Data extracted from a collection:
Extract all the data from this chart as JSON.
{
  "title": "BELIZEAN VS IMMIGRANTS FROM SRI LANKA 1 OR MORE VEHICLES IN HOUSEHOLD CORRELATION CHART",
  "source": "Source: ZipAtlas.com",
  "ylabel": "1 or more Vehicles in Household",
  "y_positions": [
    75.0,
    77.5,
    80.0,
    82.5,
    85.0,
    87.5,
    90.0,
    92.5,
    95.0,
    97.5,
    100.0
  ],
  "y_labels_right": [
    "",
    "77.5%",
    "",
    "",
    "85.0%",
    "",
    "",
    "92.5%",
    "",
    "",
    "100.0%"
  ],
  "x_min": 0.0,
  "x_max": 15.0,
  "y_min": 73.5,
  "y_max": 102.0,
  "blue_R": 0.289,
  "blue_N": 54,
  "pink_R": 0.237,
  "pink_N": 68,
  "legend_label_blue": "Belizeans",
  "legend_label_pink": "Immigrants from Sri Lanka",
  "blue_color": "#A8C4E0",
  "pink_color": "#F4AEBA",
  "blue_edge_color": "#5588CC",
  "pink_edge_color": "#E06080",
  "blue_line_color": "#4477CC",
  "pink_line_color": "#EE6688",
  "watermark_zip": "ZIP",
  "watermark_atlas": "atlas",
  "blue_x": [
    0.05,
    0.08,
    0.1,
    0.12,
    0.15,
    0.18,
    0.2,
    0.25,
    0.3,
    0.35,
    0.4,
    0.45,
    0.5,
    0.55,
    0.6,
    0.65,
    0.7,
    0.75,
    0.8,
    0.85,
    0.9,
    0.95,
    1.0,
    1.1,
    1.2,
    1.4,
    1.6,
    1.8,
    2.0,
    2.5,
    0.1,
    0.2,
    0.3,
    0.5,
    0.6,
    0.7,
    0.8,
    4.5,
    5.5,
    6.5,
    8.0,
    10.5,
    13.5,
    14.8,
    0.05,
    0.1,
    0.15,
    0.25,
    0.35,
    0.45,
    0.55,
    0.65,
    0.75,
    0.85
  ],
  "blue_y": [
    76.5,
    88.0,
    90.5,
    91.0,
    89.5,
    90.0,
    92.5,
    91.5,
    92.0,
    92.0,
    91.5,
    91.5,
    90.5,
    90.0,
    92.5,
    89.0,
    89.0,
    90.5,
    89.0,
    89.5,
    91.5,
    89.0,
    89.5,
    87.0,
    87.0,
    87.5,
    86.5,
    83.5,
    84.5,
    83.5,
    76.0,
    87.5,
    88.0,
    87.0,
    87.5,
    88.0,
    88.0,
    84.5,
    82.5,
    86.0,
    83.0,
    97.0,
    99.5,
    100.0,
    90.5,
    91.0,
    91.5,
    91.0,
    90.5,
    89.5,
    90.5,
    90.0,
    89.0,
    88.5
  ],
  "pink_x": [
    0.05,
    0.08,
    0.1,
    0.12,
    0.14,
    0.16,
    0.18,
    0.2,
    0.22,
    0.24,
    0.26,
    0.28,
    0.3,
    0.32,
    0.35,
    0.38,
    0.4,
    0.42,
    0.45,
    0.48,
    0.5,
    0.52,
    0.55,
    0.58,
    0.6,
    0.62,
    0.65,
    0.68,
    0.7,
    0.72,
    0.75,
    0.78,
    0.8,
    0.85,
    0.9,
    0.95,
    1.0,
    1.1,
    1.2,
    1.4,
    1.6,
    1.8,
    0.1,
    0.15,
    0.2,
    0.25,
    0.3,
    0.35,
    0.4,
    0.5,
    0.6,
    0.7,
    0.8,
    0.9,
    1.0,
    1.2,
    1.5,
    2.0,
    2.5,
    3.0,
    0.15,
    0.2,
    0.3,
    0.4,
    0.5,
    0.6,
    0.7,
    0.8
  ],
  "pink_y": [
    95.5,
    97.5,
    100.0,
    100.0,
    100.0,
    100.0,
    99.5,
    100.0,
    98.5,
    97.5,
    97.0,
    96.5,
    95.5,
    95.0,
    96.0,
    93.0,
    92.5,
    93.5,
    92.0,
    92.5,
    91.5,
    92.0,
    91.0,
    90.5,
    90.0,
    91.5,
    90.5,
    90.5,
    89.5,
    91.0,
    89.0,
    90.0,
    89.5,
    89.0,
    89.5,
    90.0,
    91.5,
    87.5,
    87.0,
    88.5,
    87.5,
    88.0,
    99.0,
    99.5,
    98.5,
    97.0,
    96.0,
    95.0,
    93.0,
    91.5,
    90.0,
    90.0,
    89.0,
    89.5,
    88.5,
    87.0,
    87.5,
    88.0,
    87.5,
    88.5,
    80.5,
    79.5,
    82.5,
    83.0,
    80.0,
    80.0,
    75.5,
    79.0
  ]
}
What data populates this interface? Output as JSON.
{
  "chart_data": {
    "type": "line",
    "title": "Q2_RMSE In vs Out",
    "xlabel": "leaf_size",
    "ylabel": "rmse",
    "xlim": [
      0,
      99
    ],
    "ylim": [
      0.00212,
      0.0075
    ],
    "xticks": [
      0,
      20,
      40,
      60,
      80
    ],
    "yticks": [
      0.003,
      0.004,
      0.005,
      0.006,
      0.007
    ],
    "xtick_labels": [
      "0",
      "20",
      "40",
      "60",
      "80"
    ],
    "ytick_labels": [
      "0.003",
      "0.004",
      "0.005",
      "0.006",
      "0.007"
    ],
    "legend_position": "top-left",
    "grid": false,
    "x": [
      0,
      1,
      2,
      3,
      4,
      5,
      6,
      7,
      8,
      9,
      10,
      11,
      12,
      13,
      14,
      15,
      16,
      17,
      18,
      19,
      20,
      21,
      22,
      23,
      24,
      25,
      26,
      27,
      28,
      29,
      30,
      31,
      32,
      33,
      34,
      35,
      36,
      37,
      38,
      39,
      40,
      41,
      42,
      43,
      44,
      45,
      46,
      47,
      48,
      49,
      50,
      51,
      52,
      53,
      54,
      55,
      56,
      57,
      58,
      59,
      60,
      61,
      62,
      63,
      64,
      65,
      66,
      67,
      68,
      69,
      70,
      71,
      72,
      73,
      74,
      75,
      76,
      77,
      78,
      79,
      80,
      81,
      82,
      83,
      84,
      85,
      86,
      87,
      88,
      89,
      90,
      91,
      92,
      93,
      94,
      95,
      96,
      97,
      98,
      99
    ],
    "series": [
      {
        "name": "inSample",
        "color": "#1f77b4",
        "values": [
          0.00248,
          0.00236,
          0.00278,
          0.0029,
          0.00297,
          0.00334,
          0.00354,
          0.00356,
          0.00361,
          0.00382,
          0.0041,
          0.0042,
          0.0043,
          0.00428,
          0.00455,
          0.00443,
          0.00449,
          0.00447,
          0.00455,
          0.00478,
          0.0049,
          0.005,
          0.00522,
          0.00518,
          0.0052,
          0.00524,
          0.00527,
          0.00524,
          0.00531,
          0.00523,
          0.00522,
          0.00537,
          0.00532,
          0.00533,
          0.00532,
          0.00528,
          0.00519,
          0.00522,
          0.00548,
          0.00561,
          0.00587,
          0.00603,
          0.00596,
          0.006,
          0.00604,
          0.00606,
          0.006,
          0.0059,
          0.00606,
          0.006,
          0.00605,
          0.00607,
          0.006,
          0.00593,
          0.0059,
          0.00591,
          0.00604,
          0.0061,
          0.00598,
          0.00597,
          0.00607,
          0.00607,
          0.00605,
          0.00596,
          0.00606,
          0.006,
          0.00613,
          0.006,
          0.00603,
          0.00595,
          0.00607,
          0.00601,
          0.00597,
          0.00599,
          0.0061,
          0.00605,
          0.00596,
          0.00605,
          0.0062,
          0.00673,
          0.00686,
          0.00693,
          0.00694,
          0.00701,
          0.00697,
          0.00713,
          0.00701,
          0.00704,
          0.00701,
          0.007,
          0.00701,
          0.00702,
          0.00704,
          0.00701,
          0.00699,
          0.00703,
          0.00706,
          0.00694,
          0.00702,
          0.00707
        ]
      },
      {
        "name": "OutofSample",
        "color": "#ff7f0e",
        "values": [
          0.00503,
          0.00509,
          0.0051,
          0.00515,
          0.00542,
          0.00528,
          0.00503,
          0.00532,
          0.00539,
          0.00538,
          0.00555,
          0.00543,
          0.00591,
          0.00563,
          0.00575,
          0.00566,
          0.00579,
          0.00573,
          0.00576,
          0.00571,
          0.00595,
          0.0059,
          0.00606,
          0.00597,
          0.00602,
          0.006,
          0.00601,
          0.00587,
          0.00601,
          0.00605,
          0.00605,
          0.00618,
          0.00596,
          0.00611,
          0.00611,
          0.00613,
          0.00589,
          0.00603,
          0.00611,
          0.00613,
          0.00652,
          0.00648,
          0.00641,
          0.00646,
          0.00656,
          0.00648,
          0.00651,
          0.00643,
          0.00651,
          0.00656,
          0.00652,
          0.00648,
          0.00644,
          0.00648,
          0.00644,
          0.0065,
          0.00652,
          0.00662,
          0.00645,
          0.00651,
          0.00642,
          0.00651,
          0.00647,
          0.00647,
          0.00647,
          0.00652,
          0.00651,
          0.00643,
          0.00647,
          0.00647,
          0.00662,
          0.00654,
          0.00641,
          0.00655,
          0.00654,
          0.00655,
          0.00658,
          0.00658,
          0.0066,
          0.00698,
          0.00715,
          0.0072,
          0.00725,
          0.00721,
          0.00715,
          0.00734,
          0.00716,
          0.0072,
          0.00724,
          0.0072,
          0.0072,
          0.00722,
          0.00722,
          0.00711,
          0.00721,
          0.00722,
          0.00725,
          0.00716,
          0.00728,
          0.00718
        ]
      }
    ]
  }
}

TO DO: Search the listing above for the string "this". Copy every line that contains it.

COMPLETE RESPONSE:
Extract all the data from this chart as JSON.
What data populates this interface? Output as JSON.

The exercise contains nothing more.